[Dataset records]
══════════
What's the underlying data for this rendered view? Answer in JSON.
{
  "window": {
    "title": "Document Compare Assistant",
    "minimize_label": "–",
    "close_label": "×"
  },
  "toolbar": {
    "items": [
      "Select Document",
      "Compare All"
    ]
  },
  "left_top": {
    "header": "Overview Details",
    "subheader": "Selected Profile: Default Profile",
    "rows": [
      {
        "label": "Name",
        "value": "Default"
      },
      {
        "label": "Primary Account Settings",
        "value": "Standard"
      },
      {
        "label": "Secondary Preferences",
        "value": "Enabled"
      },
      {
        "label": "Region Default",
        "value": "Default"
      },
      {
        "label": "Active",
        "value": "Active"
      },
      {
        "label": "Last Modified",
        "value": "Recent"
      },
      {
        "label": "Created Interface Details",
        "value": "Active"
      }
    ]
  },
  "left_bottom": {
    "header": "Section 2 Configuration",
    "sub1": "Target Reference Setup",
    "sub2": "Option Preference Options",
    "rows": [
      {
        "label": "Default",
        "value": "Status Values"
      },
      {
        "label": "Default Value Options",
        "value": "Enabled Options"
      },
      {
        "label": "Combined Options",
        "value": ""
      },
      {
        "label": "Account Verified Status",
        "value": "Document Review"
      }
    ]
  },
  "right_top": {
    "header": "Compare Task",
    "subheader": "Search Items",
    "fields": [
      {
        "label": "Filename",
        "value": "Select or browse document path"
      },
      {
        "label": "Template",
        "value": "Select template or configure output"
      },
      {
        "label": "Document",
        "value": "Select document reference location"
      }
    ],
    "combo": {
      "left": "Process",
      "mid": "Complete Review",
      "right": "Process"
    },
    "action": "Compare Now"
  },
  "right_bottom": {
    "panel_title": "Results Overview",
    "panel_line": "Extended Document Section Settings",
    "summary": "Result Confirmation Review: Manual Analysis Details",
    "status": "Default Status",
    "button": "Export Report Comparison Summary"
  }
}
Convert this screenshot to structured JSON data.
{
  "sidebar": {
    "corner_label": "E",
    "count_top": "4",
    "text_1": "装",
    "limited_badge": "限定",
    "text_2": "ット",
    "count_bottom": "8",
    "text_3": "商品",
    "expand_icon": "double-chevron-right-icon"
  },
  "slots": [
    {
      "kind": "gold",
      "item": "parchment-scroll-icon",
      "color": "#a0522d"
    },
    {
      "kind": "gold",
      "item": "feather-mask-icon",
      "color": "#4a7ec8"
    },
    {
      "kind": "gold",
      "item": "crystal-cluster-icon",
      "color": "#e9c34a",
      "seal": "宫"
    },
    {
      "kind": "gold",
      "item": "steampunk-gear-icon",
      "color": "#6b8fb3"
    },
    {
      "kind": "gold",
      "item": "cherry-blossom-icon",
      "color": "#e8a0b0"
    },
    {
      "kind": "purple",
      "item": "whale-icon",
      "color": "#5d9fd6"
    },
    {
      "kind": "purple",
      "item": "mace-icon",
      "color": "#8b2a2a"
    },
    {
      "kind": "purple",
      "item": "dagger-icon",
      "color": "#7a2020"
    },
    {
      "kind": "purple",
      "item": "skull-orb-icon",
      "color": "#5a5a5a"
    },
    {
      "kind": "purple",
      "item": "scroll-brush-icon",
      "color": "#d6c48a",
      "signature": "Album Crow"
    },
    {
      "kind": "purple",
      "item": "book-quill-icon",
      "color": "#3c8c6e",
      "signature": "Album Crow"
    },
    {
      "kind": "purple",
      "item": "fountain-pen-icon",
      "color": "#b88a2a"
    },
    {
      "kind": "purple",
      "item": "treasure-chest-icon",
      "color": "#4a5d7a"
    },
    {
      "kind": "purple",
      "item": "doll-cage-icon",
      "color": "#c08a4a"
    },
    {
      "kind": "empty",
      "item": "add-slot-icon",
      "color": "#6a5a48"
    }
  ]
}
══════════
## Task brief
Extract all lines containing the word "JSON".

## Expected answer
What's the underlying data for this rendered view? Answer in JSON.
Convert this screenshot to structured JSON data.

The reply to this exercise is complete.